REQUIREMENT — Write each line out exactly, leaving none out.

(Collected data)

<<<<

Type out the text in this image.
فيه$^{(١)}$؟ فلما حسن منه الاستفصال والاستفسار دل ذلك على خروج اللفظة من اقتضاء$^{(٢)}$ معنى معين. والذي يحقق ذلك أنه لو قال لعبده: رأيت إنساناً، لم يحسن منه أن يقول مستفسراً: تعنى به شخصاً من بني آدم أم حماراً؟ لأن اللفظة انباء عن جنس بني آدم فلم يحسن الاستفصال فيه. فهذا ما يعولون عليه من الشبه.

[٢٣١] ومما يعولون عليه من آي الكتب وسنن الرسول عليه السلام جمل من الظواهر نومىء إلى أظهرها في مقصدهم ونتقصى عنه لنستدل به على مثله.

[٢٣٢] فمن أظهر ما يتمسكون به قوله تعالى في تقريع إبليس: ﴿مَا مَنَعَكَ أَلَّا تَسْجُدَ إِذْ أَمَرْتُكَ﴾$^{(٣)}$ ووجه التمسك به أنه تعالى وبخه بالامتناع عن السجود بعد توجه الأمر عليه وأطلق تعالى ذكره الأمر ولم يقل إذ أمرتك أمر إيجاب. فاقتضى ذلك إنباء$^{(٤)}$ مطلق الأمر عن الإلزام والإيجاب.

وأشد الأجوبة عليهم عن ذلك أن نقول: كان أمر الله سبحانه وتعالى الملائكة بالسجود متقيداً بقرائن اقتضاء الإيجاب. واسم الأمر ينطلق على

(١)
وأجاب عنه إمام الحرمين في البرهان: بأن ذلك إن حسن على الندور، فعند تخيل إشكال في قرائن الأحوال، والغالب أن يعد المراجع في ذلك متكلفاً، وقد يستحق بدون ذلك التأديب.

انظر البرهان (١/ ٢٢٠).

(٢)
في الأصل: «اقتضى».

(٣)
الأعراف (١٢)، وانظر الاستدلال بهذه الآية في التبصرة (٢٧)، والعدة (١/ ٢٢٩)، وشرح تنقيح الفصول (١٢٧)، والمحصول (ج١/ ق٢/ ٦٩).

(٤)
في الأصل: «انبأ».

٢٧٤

>>>>

OUTPUT BELOW —
Type out the text in this image.
فيه$^{(١)}$؟ فلما حسن منه الاستفصال والاستفسار دل ذلك على خروج اللفظة من اقتضاء$^{(٢)}$ معنى معين. والذي يحقق ذلك أنه لو قال لعبده: رأيت إنساناً، لم يحسن منه أن يقول مستفسراً: تعنى به شخصاً من بني آدم أم حماراً؟ لأن اللفظة انباء عن جنس بني آدم فلم يحسن الاستفصال فيه. فهذا ما يعولون عليه من الشبه.

[٢٣١] ومما يعولون عليه من آي الكتب وسنن الرسول عليه السلام جمل من الظواهر نومىء إلى أظهرها في مقصدهم ونتقصى عنه لنستدل به على مثله.

[٢٣٢] فمن أظهر ما يتمسكون به قوله تعالى في تقريع إبليس: ﴿مَا مَنَعَكَ أَلَّا تَسْجُدَ إِذْ أَمَرْتُكَ﴾$^{(٣)}$ ووجه التمسك به أنه تعالى وبخه بالامتناع عن السجود بعد توجه الأمر عليه وأطلق تعالى ذكره الأمر ولم يقل إذ أمرتك أمر إيجاب. فاقتضى ذلك إنباء$^{(٤)}$ مطلق الأمر عن الإلزام والإيجاب.

وأشد الأجوبة عليهم عن ذلك أن نقول: كان أمر الله سبحانه وتعالى الملائكة بالسجود متقيداً بقرائن اقتضاء الإيجاب. واسم الأمر ينطلق على

(١)
وأجاب عنه إمام الحرمين في البرهان: بأن ذلك إن حسن على الندور، فعند تخيل إشكال في قرائن الأحوال، والغالب أن يعد المراجع في ذلك متكلفاً، وقد يستحق بدون ذلك التأديب.

انظر البرهان (١/ ٢٢٠).

(٢)
في الأصل: «اقتضى».

(٣)
الأعراف (١٢)، وانظر الاستدلال بهذه الآية في التبصرة (٢٧)، والعدة (١/ ٢٢٩)، وشرح تنقيح الفصول (١٢٧)، والمحصول (ج١/ ق٢/ ٦٩).

(٤)
في الأصل: «انبأ».

٢٧٤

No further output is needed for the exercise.